§ **DIRECTIVE**: Keep only the lines of the listing that include the word "station", and copy them.

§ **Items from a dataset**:
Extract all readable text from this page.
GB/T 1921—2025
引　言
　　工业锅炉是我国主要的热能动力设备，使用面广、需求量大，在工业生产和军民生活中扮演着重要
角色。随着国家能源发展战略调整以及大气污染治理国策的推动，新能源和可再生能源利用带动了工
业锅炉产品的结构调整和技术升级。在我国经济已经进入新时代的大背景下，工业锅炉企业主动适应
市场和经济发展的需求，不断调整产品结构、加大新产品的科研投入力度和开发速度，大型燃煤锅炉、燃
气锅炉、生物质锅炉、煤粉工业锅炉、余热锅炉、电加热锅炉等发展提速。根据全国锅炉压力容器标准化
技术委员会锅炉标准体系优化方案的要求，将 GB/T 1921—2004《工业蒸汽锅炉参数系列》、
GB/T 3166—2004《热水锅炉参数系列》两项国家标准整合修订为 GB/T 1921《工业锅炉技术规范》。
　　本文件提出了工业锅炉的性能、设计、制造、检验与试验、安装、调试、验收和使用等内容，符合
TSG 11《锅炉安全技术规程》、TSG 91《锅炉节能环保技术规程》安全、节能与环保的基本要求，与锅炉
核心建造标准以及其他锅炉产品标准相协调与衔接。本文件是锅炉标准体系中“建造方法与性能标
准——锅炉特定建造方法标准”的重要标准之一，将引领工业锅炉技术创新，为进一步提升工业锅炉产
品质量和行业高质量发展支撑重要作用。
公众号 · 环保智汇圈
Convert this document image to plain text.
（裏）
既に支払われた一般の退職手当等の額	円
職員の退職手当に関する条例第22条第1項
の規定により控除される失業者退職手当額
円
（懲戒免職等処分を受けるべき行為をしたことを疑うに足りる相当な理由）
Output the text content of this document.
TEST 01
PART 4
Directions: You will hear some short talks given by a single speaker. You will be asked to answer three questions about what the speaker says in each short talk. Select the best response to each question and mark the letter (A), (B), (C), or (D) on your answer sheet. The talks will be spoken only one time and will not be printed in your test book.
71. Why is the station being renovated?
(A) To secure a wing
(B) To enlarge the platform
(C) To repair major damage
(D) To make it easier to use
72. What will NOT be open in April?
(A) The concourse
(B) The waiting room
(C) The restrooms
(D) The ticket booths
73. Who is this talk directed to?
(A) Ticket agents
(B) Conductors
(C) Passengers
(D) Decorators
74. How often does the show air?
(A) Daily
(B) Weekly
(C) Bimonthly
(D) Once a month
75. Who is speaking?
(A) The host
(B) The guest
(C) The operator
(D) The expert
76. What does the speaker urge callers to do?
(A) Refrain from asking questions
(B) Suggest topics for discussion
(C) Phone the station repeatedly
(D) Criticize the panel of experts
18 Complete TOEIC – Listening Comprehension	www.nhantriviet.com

§ **COMPLETE RESPONSE**:
71. Why is the station being renovated?
(C) Phone the station repeatedly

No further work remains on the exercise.